| Task requirements |
Your task is to copy every line of the entries that contains "Place".

| Data records |
- - -
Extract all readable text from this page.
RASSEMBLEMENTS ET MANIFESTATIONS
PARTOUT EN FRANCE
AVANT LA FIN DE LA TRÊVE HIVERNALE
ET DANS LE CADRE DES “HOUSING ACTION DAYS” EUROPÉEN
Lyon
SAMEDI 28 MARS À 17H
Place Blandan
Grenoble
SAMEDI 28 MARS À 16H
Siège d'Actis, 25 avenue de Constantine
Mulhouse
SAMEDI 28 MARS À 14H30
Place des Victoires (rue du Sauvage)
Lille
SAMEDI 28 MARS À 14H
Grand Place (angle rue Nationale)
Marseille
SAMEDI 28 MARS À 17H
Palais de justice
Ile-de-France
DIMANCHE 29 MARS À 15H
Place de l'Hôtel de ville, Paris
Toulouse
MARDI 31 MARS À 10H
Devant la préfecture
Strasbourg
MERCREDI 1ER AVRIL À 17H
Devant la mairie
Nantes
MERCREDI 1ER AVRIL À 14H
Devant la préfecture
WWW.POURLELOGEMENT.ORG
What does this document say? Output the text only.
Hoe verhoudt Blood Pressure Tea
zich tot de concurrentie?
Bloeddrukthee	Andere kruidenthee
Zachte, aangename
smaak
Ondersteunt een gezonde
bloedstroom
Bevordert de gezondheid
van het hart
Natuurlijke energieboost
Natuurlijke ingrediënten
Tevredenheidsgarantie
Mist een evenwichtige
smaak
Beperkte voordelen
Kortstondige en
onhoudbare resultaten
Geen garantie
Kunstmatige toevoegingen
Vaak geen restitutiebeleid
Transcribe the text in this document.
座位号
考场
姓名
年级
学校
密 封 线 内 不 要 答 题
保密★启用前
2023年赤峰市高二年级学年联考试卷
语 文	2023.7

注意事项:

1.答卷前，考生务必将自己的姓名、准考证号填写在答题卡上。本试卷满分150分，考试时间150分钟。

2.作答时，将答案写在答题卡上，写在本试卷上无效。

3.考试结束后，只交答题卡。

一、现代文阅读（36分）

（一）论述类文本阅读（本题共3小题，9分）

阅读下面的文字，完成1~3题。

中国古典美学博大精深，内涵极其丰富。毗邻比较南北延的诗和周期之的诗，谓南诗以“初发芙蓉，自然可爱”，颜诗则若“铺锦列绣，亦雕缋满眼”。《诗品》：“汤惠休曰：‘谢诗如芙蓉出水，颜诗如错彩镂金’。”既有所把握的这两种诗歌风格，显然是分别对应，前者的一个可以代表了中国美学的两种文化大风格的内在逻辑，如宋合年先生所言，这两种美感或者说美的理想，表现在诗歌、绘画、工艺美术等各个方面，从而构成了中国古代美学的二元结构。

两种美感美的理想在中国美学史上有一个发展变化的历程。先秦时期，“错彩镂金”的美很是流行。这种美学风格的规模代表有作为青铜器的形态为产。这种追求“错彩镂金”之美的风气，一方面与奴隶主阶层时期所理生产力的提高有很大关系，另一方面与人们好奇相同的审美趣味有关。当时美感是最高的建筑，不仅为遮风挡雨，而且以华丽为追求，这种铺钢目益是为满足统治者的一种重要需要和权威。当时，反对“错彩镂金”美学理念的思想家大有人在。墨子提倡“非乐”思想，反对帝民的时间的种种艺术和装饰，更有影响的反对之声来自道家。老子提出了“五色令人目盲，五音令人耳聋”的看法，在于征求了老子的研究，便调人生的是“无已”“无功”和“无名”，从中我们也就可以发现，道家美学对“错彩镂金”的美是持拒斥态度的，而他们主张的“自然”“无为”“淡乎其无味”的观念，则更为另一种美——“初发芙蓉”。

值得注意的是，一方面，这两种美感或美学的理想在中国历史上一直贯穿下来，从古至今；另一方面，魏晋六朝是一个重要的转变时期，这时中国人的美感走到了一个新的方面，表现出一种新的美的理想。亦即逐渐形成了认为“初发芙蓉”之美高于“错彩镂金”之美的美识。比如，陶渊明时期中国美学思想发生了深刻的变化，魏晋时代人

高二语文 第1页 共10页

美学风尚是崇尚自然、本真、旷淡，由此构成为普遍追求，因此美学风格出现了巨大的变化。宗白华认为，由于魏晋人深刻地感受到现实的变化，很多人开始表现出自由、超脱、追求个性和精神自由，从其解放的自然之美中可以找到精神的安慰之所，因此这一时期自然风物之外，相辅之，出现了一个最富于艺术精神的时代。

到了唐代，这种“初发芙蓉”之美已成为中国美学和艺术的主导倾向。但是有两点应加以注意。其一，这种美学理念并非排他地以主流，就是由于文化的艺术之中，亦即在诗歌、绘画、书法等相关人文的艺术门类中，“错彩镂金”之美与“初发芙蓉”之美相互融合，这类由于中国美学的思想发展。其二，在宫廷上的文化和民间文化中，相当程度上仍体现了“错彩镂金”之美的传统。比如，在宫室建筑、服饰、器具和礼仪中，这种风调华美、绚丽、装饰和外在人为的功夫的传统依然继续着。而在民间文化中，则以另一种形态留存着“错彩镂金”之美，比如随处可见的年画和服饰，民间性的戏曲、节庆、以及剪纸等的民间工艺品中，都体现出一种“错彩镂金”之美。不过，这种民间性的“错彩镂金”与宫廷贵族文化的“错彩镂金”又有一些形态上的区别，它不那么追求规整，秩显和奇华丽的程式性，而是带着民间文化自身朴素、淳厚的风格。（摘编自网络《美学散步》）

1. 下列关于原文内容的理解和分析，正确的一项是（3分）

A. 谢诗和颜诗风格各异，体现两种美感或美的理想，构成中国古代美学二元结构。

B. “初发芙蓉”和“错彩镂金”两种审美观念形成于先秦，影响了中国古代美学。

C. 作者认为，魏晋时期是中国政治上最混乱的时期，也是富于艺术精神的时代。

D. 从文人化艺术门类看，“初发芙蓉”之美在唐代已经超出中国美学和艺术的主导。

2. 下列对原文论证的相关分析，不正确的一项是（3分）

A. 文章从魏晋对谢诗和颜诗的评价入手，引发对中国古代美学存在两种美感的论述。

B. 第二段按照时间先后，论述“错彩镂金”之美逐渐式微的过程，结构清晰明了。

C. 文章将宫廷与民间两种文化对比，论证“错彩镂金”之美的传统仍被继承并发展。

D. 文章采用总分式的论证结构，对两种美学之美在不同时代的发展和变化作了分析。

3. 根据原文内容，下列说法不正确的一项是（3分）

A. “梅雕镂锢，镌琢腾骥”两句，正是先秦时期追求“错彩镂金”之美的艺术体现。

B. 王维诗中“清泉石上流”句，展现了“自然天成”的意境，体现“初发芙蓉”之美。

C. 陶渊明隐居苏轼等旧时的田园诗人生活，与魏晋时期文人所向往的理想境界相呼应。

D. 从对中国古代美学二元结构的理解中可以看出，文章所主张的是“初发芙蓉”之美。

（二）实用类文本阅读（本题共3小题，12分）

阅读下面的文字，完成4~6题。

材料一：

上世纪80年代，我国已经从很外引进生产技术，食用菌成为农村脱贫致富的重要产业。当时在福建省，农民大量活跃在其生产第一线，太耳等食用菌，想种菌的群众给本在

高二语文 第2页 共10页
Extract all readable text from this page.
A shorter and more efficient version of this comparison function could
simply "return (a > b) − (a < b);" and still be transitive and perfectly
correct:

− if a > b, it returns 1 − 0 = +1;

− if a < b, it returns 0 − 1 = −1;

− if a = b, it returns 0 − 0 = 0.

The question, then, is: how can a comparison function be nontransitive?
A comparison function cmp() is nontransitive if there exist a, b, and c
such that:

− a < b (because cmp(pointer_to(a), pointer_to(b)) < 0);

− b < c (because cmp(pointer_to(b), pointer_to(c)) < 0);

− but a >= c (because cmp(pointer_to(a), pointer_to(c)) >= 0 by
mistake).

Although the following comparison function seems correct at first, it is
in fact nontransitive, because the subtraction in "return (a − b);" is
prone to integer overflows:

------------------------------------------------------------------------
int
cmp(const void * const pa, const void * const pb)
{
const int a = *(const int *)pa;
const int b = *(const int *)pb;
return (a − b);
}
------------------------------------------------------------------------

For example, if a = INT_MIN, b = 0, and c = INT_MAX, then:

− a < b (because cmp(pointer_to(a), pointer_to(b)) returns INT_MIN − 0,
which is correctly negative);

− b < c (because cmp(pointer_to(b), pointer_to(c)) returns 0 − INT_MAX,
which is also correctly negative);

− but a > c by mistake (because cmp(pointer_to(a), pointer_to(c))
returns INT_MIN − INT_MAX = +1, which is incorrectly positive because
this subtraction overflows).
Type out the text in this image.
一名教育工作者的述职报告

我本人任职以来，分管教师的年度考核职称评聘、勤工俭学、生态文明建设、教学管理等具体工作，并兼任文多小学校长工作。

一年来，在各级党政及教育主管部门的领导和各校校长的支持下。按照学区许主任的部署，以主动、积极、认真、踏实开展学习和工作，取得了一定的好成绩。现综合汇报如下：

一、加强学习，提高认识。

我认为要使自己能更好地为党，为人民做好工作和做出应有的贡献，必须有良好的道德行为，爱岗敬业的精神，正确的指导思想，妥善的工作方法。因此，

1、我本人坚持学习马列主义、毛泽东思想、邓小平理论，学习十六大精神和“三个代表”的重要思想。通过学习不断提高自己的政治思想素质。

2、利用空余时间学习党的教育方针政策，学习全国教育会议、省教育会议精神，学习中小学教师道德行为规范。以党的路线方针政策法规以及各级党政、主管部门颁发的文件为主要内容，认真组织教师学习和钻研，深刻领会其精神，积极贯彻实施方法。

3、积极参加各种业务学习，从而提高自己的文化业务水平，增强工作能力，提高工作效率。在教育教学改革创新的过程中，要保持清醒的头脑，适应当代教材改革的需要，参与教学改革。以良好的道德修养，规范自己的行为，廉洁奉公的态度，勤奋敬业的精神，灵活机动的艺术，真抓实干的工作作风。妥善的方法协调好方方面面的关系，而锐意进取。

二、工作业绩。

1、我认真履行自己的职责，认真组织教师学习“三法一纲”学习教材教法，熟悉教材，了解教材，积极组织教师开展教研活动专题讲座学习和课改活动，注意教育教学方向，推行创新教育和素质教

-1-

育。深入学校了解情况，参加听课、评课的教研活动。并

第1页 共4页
- - -
| Answer |
Place Blandan
Place des Victoires (rue du Sauvage)
Grand Place (angle rue Nationale)
Place de l'Hôtel de ville, Paris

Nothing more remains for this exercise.